— Instruction —
Lines containing the word "иной" are to be located and copied.

------

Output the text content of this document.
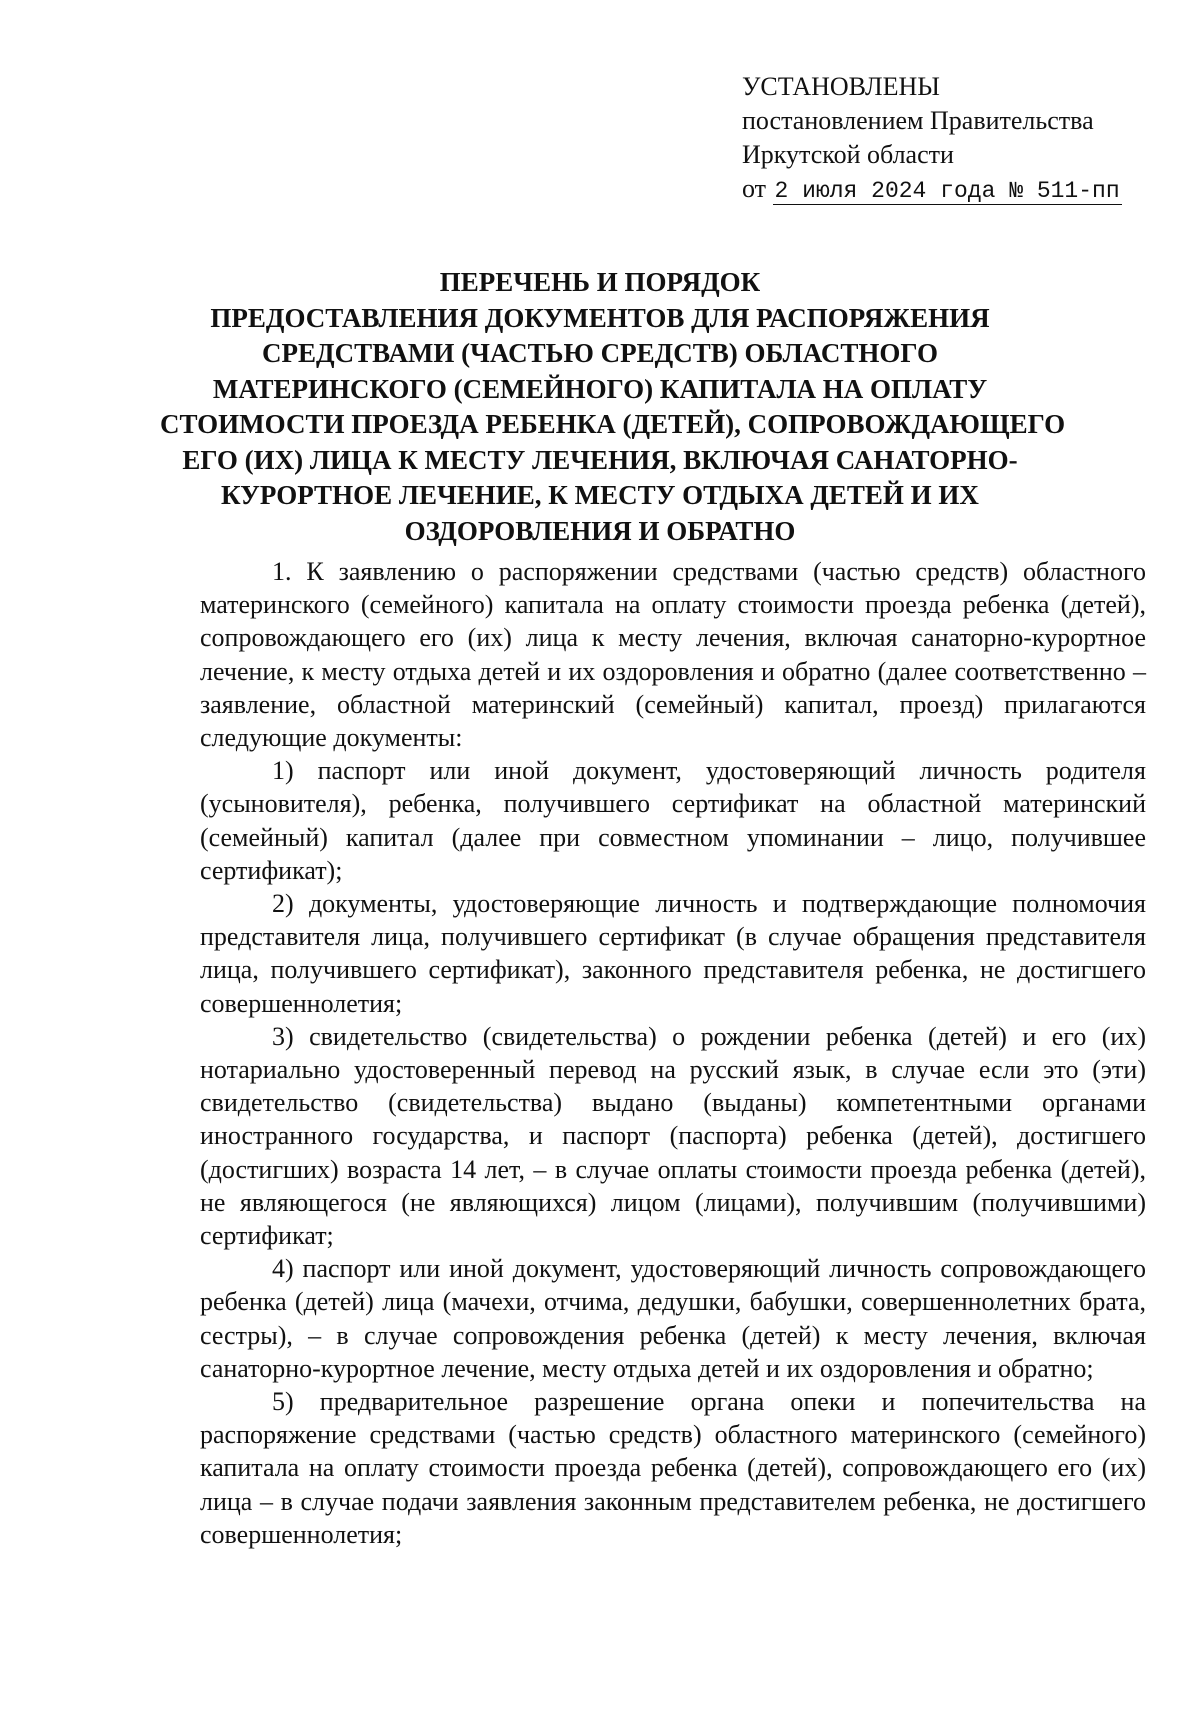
УСТАНОВЛЕНЫ
постановлением Правительства
Иркутской области
от 2 июля 2024 года № 511-пп
ПЕРЕЧЕНЬ И ПОРЯДОК
ПРЕДОСТАВЛЕНИЯ ДОКУМЕНТОВ ДЛЯ РАСПОРЯЖЕНИЯ
СРЕДСТВАМИ (ЧАСТЬЮ СРЕДСТВ) ОБЛАСТНОГО
МАТЕРИНСКОГО (СЕМЕЙНОГО) КАПИТАЛА НА ОПЛАТУ
СТОИМОСТИ ПРОЕЗДА РЕБЕНКА (ДЕТЕЙ), СОПРОВОЖДАЮЩЕГО
ЕГО (ИХ) ЛИЦА К МЕСТУ ЛЕЧЕНИЯ, ВКЛЮЧАЯ САНАТОРНО-
КУРОРТНОЕ ЛЕЧЕНИЕ, К МЕСТУ ОТДЫХА ДЕТЕЙ И ИХ
ОЗДОРОВЛЕНИЯ И ОБРАТНО

1. К заявлению о распоряжении средствами (частью средств) областного материнского (семейного) капитала на оплату стоимости проезда ребенка (детей), сопровождающего его (их) лица к месту лечения, включая санаторно-курортное лечение, к месту отдыха детей и их оздоровления и обратно (далее соответственно – заявление, областной материнский (семейный) капитал, проезд) прилагаются следующие документы:

1) паспорт или иной документ, удостоверяющий личность родителя (усыновителя), ребенка, получившего сертификат на областной материнский (семейный) капитал (далее при совместном упоминании – лицо, получившее сертификат);

2) документы, удостоверяющие личность и подтверждающие полномочия представителя лица, получившего сертификат (в случае обращения представителя лица, получившего сертификат), законного представителя ребенка, не достигшего совершеннолетия;

3) свидетельство (свидетельства) о рождении ребенка (детей) и его (их) нотариально удостоверенный перевод на русский язык, в случае если это (эти) свидетельство (свидетельства) выдано (выданы) компетентными органами иностранного государства, и паспорт (паспорта) ребенка (детей), достигшего (достигших) возраста 14 лет, – в случае оплаты стоимости проезда ребенка (детей), не являющегося (не являющихся) лицом (лицами), получившим (получившими) сертификат;

4) паспорт или иной документ, удостоверяющий личность сопровождающего ребенка (детей) лица (мачехи, отчима, дедушки, бабушки, совершеннолетних брата, сестры), – в случае сопровождения ребенка (детей) к месту лечения, включая санаторно-курортное лечение, месту отдыха детей и их оздоровления и обратно;

5) предварительное разрешение органа опеки и попечительства на распоряжение средствами (частью средств) областного материнского (семейного) капитала на оплату стоимости проезда ребенка (детей), сопровождающего его (их) лица – в случае подачи заявления законным представителем ребенка, не достигшего совершеннолетия;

------

— Answer to this problem —
1) паспорт или иной документ, удостоверяющий личность родителя (усыновителя), ребенка, получившего сертификат на областной материнский (семейный) капитал (далее при совместном упоминании – лицо, получившее сертификат);
4) паспорт или иной документ, удостоверяющий личность сопровождающего ребенка (детей) лица (мачехи, отчима, дедушки, бабушки, совершеннолетних брата, сестры), – в случае сопровождения ребенка (детей) к месту лечения, включая санаторно-курортное лечение, месту отдыха детей и их оздоровления и обратно;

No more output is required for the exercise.